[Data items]

## Start

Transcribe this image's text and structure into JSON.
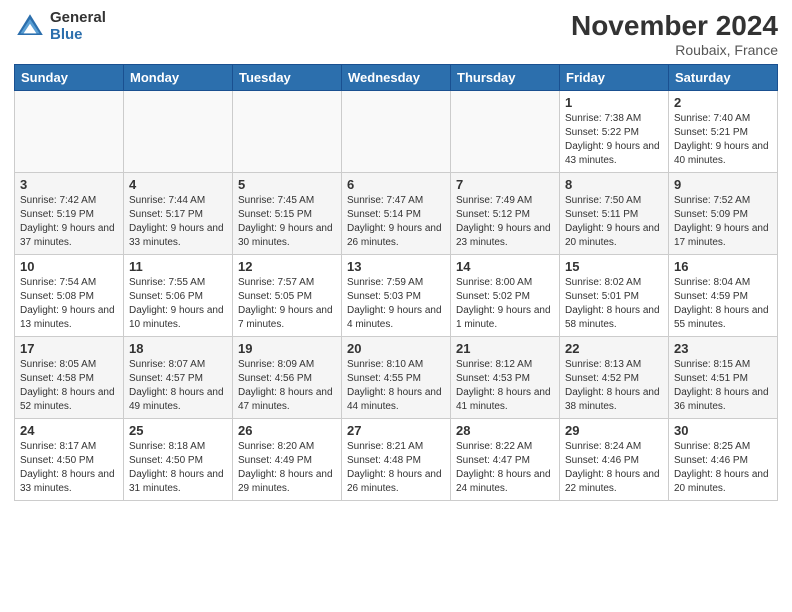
{
  "header": {
    "logo_general": "General",
    "logo_blue": "Blue",
    "title": "November 2024",
    "location": "Roubaix, France"
  },
  "columns": [
    "Sunday",
    "Monday",
    "Tuesday",
    "Wednesday",
    "Thursday",
    "Friday",
    "Saturday"
  ],
  "weeks": [
    [
      {
        "day": "",
        "info": ""
      },
      {
        "day": "",
        "info": ""
      },
      {
        "day": "",
        "info": ""
      },
      {
        "day": "",
        "info": ""
      },
      {
        "day": "",
        "info": ""
      },
      {
        "day": "1",
        "info": "Sunrise: 7:38 AM\nSunset: 5:22 PM\nDaylight: 9 hours and 43 minutes."
      },
      {
        "day": "2",
        "info": "Sunrise: 7:40 AM\nSunset: 5:21 PM\nDaylight: 9 hours and 40 minutes."
      }
    ],
    [
      {
        "day": "3",
        "info": "Sunrise: 7:42 AM\nSunset: 5:19 PM\nDaylight: 9 hours and 37 minutes."
      },
      {
        "day": "4",
        "info": "Sunrise: 7:44 AM\nSunset: 5:17 PM\nDaylight: 9 hours and 33 minutes."
      },
      {
        "day": "5",
        "info": "Sunrise: 7:45 AM\nSunset: 5:15 PM\nDaylight: 9 hours and 30 minutes."
      },
      {
        "day": "6",
        "info": "Sunrise: 7:47 AM\nSunset: 5:14 PM\nDaylight: 9 hours and 26 minutes."
      },
      {
        "day": "7",
        "info": "Sunrise: 7:49 AM\nSunset: 5:12 PM\nDaylight: 9 hours and 23 minutes."
      },
      {
        "day": "8",
        "info": "Sunrise: 7:50 AM\nSunset: 5:11 PM\nDaylight: 9 hours and 20 minutes."
      },
      {
        "day": "9",
        "info": "Sunrise: 7:52 AM\nSunset: 5:09 PM\nDaylight: 9 hours and 17 minutes."
      }
    ],
    [
      {
        "day": "10",
        "info": "Sunrise: 7:54 AM\nSunset: 5:08 PM\nDaylight: 9 hours and 13 minutes."
      },
      {
        "day": "11",
        "info": "Sunrise: 7:55 AM\nSunset: 5:06 PM\nDaylight: 9 hours and 10 minutes."
      },
      {
        "day": "12",
        "info": "Sunrise: 7:57 AM\nSunset: 5:05 PM\nDaylight: 9 hours and 7 minutes."
      },
      {
        "day": "13",
        "info": "Sunrise: 7:59 AM\nSunset: 5:03 PM\nDaylight: 9 hours and 4 minutes."
      },
      {
        "day": "14",
        "info": "Sunrise: 8:00 AM\nSunset: 5:02 PM\nDaylight: 9 hours and 1 minute."
      },
      {
        "day": "15",
        "info": "Sunrise: 8:02 AM\nSunset: 5:01 PM\nDaylight: 8 hours and 58 minutes."
      },
      {
        "day": "16",
        "info": "Sunrise: 8:04 AM\nSunset: 4:59 PM\nDaylight: 8 hours and 55 minutes."
      }
    ],
    [
      {
        "day": "17",
        "info": "Sunrise: 8:05 AM\nSunset: 4:58 PM\nDaylight: 8 hours and 52 minutes."
      },
      {
        "day": "18",
        "info": "Sunrise: 8:07 AM\nSunset: 4:57 PM\nDaylight: 8 hours and 49 minutes."
      },
      {
        "day": "19",
        "info": "Sunrise: 8:09 AM\nSunset: 4:56 PM\nDaylight: 8 hours and 47 minutes."
      },
      {
        "day": "20",
        "info": "Sunrise: 8:10 AM\nSunset: 4:55 PM\nDaylight: 8 hours and 44 minutes."
      },
      {
        "day": "21",
        "info": "Sunrise: 8:12 AM\nSunset: 4:53 PM\nDaylight: 8 hours and 41 minutes."
      },
      {
        "day": "22",
        "info": "Sunrise: 8:13 AM\nSunset: 4:52 PM\nDaylight: 8 hours and 38 minutes."
      },
      {
        "day": "23",
        "info": "Sunrise: 8:15 AM\nSunset: 4:51 PM\nDaylight: 8 hours and 36 minutes."
      }
    ],
    [
      {
        "day": "24",
        "info": "Sunrise: 8:17 AM\nSunset: 4:50 PM\nDaylight: 8 hours and 33 minutes."
      },
      {
        "day": "25",
        "info": "Sunrise: 8:18 AM\nSunset: 4:50 PM\nDaylight: 8 hours and 31 minutes."
      },
      {
        "day": "26",
        "info": "Sunrise: 8:20 AM\nSunset: 4:49 PM\nDaylight: 8 hours and 29 minutes."
      },
      {
        "day": "27",
        "info": "Sunrise: 8:21 AM\nSunset: 4:48 PM\nDaylight: 8 hours and 26 minutes."
      },
      {
        "day": "28",
        "info": "Sunrise: 8:22 AM\nSunset: 4:47 PM\nDaylight: 8 hours and 24 minutes."
      },
      {
        "day": "29",
        "info": "Sunrise: 8:24 AM\nSunset: 4:46 PM\nDaylight: 8 hours and 22 minutes."
      },
      {
        "day": "30",
        "info": "Sunrise: 8:25 AM\nSunset: 4:46 PM\nDaylight: 8 hours and 20 minutes."
      }
    ]
  ]
}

## End

Written instruction
Except for the pictures, print the data above exactly.

Solution below
Transcribe this image's text and structure into JSON.
{
  "header": {
    "logo_general": "General",
    "logo_blue": "Blue",
    "title": "November 2024",
    "location": "Roubaix, France"
  },
  "columns": [
    "Sunday",
    "Monday",
    "Tuesday",
    "Wednesday",
    "Thursday",
    "Friday",
    "Saturday"
  ],
  "weeks": [
    [
      {
        "day": "",
        "info": ""
      },
      {
        "day": "",
        "info": ""
      },
      {
        "day": "",
        "info": ""
      },
      {
        "day": "",
        "info": ""
      },
      {
        "day": "",
        "info": ""
      },
      {
        "day": "1",
        "info": "Sunrise: 7:38 AM\nSunset: 5:22 PM\nDaylight: 9 hours and 43 minutes."
      },
      {
        "day": "2",
        "info": "Sunrise: 7:40 AM\nSunset: 5:21 PM\nDaylight: 9 hours and 40 minutes."
      }
    ],
    [
      {
        "day": "3",
        "info": "Sunrise: 7:42 AM\nSunset: 5:19 PM\nDaylight: 9 hours and 37 minutes."
      },
      {
        "day": "4",
        "info": "Sunrise: 7:44 AM\nSunset: 5:17 PM\nDaylight: 9 hours and 33 minutes."
      },
      {
        "day": "5",
        "info": "Sunrise: 7:45 AM\nSunset: 5:15 PM\nDaylight: 9 hours and 30 minutes."
      },
      {
        "day": "6",
        "info": "Sunrise: 7:47 AM\nSunset: 5:14 PM\nDaylight: 9 hours and 26 minutes."
      },
      {
        "day": "7",
        "info": "Sunrise: 7:49 AM\nSunset: 5:12 PM\nDaylight: 9 hours and 23 minutes."
      },
      {
        "day": "8",
        "info": "Sunrise: 7:50 AM\nSunset: 5:11 PM\nDaylight: 9 hours and 20 minutes."
      },
      {
        "day": "9",
        "info": "Sunrise: 7:52 AM\nSunset: 5:09 PM\nDaylight: 9 hours and 17 minutes."
      }
    ],
    [
      {
        "day": "10",
        "info": "Sunrise: 7:54 AM\nSunset: 5:08 PM\nDaylight: 9 hours and 13 minutes."
      },
      {
        "day": "11",
        "info": "Sunrise: 7:55 AM\nSunset: 5:06 PM\nDaylight: 9 hours and 10 minutes."
      },
      {
        "day": "12",
        "info": "Sunrise: 7:57 AM\nSunset: 5:05 PM\nDaylight: 9 hours and 7 minutes."
      },
      {
        "day": "13",
        "info": "Sunrise: 7:59 AM\nSunset: 5:03 PM\nDaylight: 9 hours and 4 minutes."
      },
      {
        "day": "14",
        "info": "Sunrise: 8:00 AM\nSunset: 5:02 PM\nDaylight: 9 hours and 1 minute."
      },
      {
        "day": "15",
        "info": "Sunrise: 8:02 AM\nSunset: 5:01 PM\nDaylight: 8 hours and 58 minutes."
      },
      {
        "day": "16",
        "info": "Sunrise: 8:04 AM\nSunset: 4:59 PM\nDaylight: 8 hours and 55 minutes."
      }
    ],
    [
      {
        "day": "17",
        "info": "Sunrise: 8:05 AM\nSunset: 4:58 PM\nDaylight: 8 hours and 52 minutes."
      },
      {
        "day": "18",
        "info": "Sunrise: 8:07 AM\nSunset: 4:57 PM\nDaylight: 8 hours and 49 minutes."
      },
      {
        "day": "19",
        "info": "Sunrise: 8:09 AM\nSunset: 4:56 PM\nDaylight: 8 hours and 47 minutes."
      },
      {
        "day": "20",
        "info": "Sunrise: 8:10 AM\nSunset: 4:55 PM\nDaylight: 8 hours and 44 minutes."
      },
      {
        "day": "21",
        "info": "Sunrise: 8:12 AM\nSunset: 4:53 PM\nDaylight: 8 hours and 41 minutes."
      },
      {
        "day": "22",
        "info": "Sunrise: 8:13 AM\nSunset: 4:52 PM\nDaylight: 8 hours and 38 minutes."
      },
      {
        "day": "23",
        "info": "Sunrise: 8:15 AM\nSunset: 4:51 PM\nDaylight: 8 hours and 36 minutes."
      }
    ],
    [
      {
        "day": "24",
        "info": "Sunrise: 8:17 AM\nSunset: 4:50 PM\nDaylight: 8 hours and 33 minutes."
      },
      {
        "day": "25",
        "info": "Sunrise: 8:18 AM\nSunset: 4:50 PM\nDaylight: 8 hours and 31 minutes."
      },
      {
        "day": "26",
        "info": "Sunrise: 8:20 AM\nSunset: 4:49 PM\nDaylight: 8 hours and 29 minutes."
      },
      {
        "day": "27",
        "info": "Sunrise: 8:21 AM\nSunset: 4:48 PM\nDaylight: 8 hours and 26 minutes."
      },
      {
        "day": "28",
        "info": "Sunrise: 8:22 AM\nSunset: 4:47 PM\nDaylight: 8 hours and 24 minutes."
      },
      {
        "day": "29",
        "info": "Sunrise: 8:24 AM\nSunset: 4:46 PM\nDaylight: 8 hours and 22 minutes."
      },
      {
        "day": "30",
        "info": "Sunrise: 8:25 AM\nSunset: 4:46 PM\nDaylight: 8 hours and 20 minutes."
      }
    ]
  ]
}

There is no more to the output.